Transcribe every line exactly and omit anything that is a picture.

── Input rows

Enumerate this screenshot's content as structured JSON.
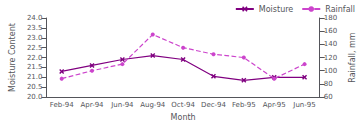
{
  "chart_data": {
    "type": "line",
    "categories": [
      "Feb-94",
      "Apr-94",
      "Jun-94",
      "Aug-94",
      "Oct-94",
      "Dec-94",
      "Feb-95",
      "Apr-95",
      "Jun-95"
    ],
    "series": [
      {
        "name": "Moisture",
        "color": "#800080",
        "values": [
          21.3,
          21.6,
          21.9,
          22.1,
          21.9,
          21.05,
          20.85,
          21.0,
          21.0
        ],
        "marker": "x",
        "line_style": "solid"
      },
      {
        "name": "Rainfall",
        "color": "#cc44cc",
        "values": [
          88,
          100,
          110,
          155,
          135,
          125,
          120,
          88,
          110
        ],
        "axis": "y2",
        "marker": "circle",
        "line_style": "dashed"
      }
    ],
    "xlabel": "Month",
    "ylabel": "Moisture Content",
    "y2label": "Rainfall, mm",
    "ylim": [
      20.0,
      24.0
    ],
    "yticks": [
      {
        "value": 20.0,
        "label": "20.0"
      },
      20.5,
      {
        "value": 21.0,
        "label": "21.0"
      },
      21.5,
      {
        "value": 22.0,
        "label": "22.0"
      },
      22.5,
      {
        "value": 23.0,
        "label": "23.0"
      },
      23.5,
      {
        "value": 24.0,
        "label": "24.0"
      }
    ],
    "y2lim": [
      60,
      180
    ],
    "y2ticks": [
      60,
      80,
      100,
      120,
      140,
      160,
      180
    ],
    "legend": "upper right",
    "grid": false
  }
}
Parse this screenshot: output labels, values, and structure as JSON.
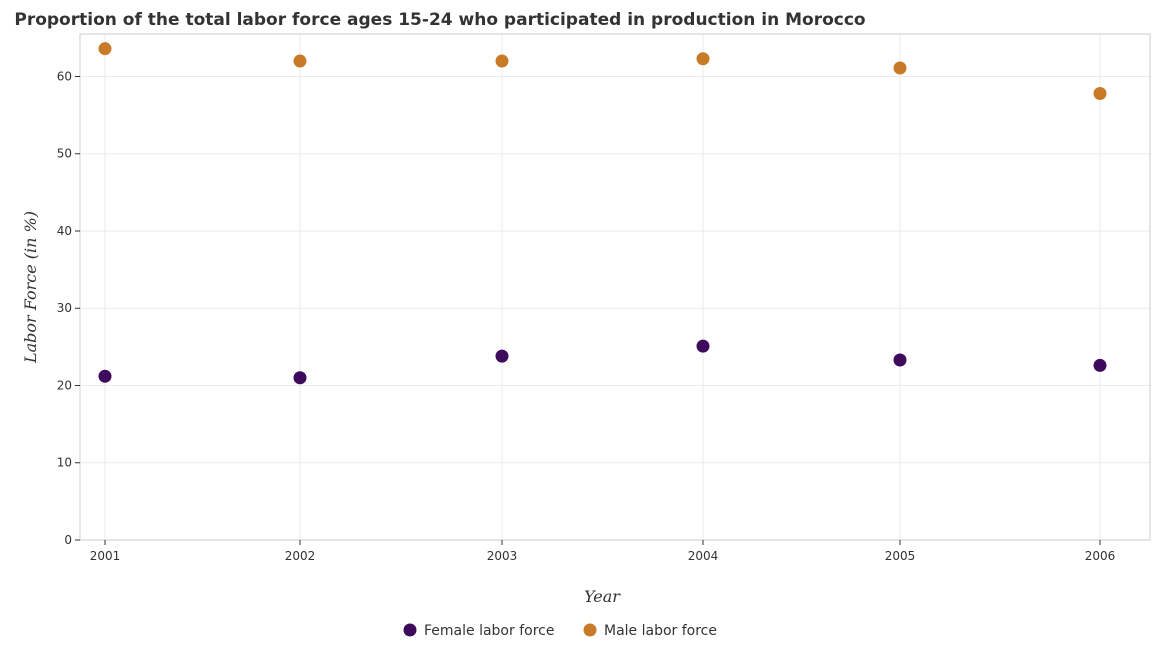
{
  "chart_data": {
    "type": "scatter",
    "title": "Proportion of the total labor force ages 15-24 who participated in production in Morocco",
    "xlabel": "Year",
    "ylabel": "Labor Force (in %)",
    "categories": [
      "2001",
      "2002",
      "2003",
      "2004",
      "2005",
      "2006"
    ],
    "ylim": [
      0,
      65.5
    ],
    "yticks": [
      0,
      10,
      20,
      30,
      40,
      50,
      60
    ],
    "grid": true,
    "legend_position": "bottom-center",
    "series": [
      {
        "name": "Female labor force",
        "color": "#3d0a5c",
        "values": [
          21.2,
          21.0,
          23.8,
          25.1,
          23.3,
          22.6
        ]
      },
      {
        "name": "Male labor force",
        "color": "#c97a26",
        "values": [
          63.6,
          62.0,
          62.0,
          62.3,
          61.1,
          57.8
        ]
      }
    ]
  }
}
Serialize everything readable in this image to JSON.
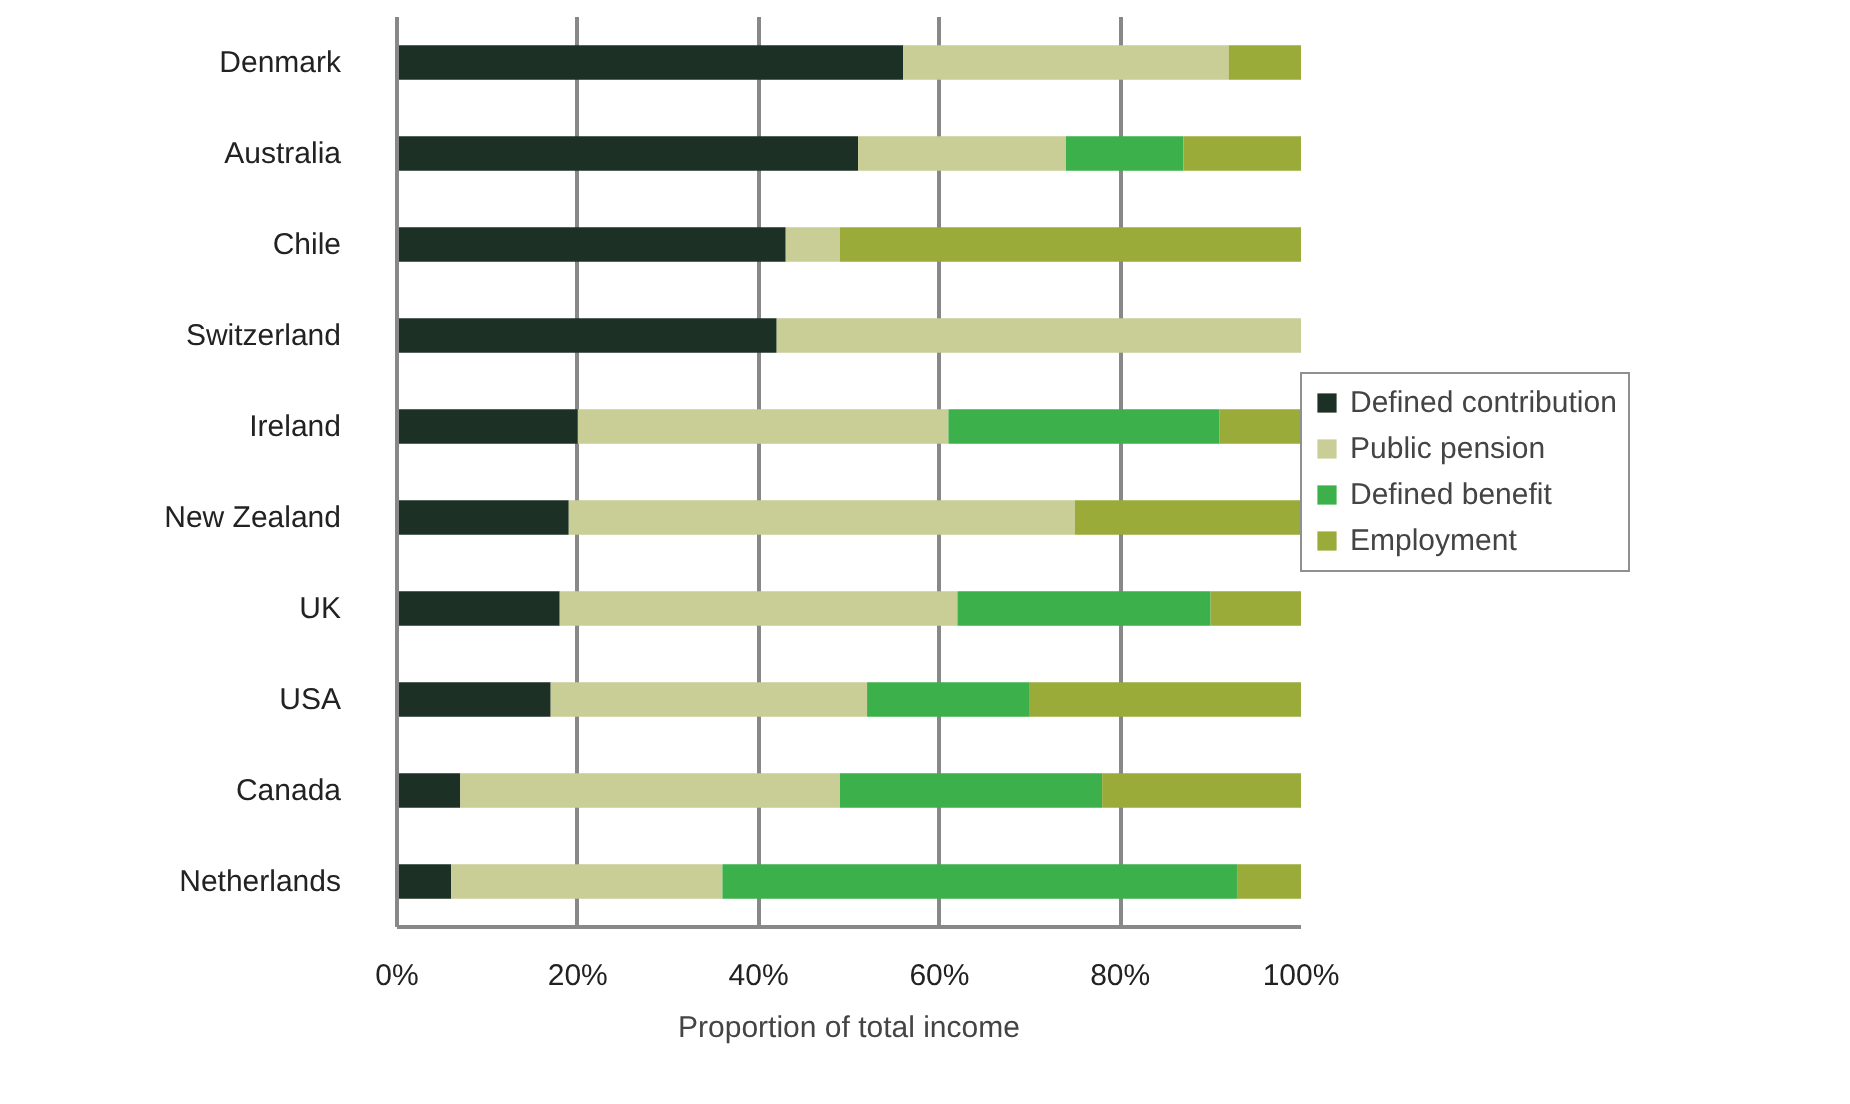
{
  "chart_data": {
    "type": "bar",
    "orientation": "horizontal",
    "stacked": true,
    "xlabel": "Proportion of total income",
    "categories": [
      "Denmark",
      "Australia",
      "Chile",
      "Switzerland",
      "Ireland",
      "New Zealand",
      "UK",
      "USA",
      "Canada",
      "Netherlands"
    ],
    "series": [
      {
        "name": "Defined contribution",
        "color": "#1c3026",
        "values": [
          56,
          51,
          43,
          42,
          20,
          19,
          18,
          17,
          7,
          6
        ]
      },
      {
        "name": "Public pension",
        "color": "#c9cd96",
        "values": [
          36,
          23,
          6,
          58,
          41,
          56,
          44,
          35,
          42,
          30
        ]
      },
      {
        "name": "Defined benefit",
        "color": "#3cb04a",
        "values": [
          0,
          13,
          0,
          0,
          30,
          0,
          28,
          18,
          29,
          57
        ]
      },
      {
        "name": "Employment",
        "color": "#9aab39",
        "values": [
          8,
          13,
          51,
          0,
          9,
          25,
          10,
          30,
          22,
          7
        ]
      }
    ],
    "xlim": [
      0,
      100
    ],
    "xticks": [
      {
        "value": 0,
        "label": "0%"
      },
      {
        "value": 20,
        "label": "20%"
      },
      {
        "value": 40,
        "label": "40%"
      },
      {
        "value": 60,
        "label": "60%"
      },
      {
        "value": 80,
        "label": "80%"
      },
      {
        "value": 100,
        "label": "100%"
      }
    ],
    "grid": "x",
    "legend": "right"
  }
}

────

• Solution
Enumerate this screenshot's content as structured JSON.
{
  "chart_data": {
    "type": "line",
    "categories": [
      "Feb-94",
      "Apr-94",
      "Jun-94",
      "Aug-94",
      "Oct-94",
      "Dec-94",
      "Feb-95",
      "Apr-95",
      "Jun-95"
    ],
    "series": [
      {
        "name": "Moisture",
        "color": "#800080",
        "values": [
          21.3,
          21.6,
          21.9,
          22.1,
          21.9,
          21.05,
          20.85,
          21.0,
          21.0
        ],
        "marker": "x",
        "line_style": "solid"
      },
      {
        "name": "Rainfall",
        "color": "#cc44cc",
        "values": [
          88,
          100,
          110,
          155,
          135,
          125,
          120,
          88,
          110
        ],
        "axis": "y2",
        "marker": "circle",
        "line_style": "dashed"
      }
    ],
    "xlabel": "Month",
    "ylabel": "Moisture Content",
    "y2label": "Rainfall, mm",
    "ylim": [
      20.0,
      24.0
    ],
    "yticks": [
      {
        "value": 20.0,
        "label": "20.0"
      },
      20.5,
      {
        "value": 21.0,
        "label": "21.0"
      },
      21.5,
      {
        "value": 22.0,
        "label": "22.0"
      },
      22.5,
      {
        "value": 23.0,
        "label": "23.0"
      },
      23.5,
      {
        "value": 24.0,
        "label": "24.0"
      }
    ],
    "y2lim": [
      60,
      180
    ],
    "y2ticks": [
      60,
      80,
      100,
      120,
      140,
      160,
      180
    ],
    "legend": "upper right",
    "grid": false
  }
}
Parse this screenshot: output labels, values, and structure as JSON.
{
  "chart_data": {
    "type": "scatter",
    "title": "Proportion of the total labor force ages 15-24 who participated in production in Morocco",
    "xlabel": "Year",
    "ylabel": "Labor Force (in %)",
    "categories": [
      "2001",
      "2002",
      "2003",
      "2004",
      "2005",
      "2006"
    ],
    "ylim": [
      0,
      65.5
    ],
    "yticks": [
      0,
      10,
      20,
      30,
      40,
      50,
      60
    ],
    "grid": true,
    "legend_position": "bottom-center",
    "series": [
      {
        "name": "Female labor force",
        "color": "#3d0a5c",
        "values": [
          21.2,
          21.0,
          23.8,
          25.1,
          23.3,
          22.6
        ]
      },
      {
        "name": "Male labor force",
        "color": "#c97a26",
        "values": [
          63.6,
          62.0,
          62.0,
          62.3,
          61.1,
          57.8
        ]
      }
    ]
  }
}
Serialize everything readable in this image to JSON.
{
  "chart_data": {
    "type": "bar",
    "orientation": "horizontal",
    "stacked": true,
    "xlabel": "Proportion of total income",
    "categories": [
      "Denmark",
      "Australia",
      "Chile",
      "Switzerland",
      "Ireland",
      "New Zealand",
      "UK",
      "USA",
      "Canada",
      "Netherlands"
    ],
    "series": [
      {
        "name": "Defined contribution",
        "color": "#1c3026",
        "values": [
          56,
          51,
          43,
          42,
          20,
          19,
          18,
          17,
          7,
          6
        ]
      },
      {
        "name": "Public pension",
        "color": "#c9cd96",
        "values": [
          36,
          23,
          6,
          58,
          41,
          56,
          44,
          35,
          42,
          30
        ]
      },
      {
        "name": "Defined benefit",
        "color": "#3cb04a",
        "values": [
          0,
          13,
          0,
          0,
          30,
          0,
          28,
          18,
          29,
          57
        ]
      },
      {
        "name": "Employment",
        "color": "#9aab39",
        "values": [
          8,
          13,
          51,
          0,
          9,
          25,
          10,
          30,
          22,
          7
        ]
      }
    ],
    "xlim": [
      0,
      100
    ],
    "xticks": [
      {
        "value": 0,
        "label": "0%"
      },
      {
        "value": 20,
        "label": "20%"
      },
      {
        "value": 40,
        "label": "40%"
      },
      {
        "value": 60,
        "label": "60%"
      },
      {
        "value": 80,
        "label": "80%"
      },
      {
        "value": 100,
        "label": "100%"
      }
    ],
    "grid": "x",
    "legend": "right"
  }
}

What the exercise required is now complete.